--- begin Supplied records ---

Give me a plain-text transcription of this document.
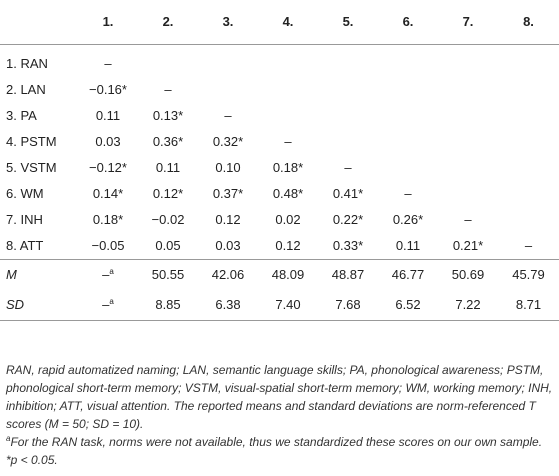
	1.	2.	3.	4.	5.	6.	7.	8.
1. RAN	–							
2. LAN	−0.16*	–						
3. PA	0.11	0.13*	–					
4. PSTM	0.03	0.36*	0.32*	–				
5. VSTM	−0.12*	0.11	0.10	0.18*	–			
6. WM	0.14*	0.12*	0.37*	0.48*	0.41*	–		
7. INH	0.18*	−0.02	0.12	0.02	0.22*	0.26*	–	
8. ATT	−0.05	0.05	0.03	0.12	0.33*	0.11	0.21*	–
M	–$^a$	50.55	42.06	48.09	48.87	46.77	50.69	45.79
SD	–$^a$	8.85	6.38	7.40	7.68	6.52	7.22	8.71

RAN, rapid automatized naming; LAN, semantic language skills; PA, phonological awareness; PSTM, phonological short-term memory; VSTM, visual-spatial short-term memory; WM, working memory; INH, inhibition; ATT, visual attention. The reported means and standard deviations are norm-referenced T scores (M = 50; SD = 10).

$^a$For the RAN task, norms were not available, thus we standardized these scores on our own sample.

*p < 0.05.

--- end Supplied records ---

= What is needed =
Look through the data and gather every line with the string "scores" in it.

= Result of this task =
RAN, rapid automatized naming; LAN, semantic language skills; PA, phonological awareness; PSTM, phonological short-term memory; VSTM, visual-spatial short-term memory; WM, working memory; INH, inhibition; ATT, visual attention. The reported means and standard deviations are norm-referenced T scores (M = 50; SD = 10).
$^a$For the RAN task, norms were not available, thus we standardized these scores on our own sample.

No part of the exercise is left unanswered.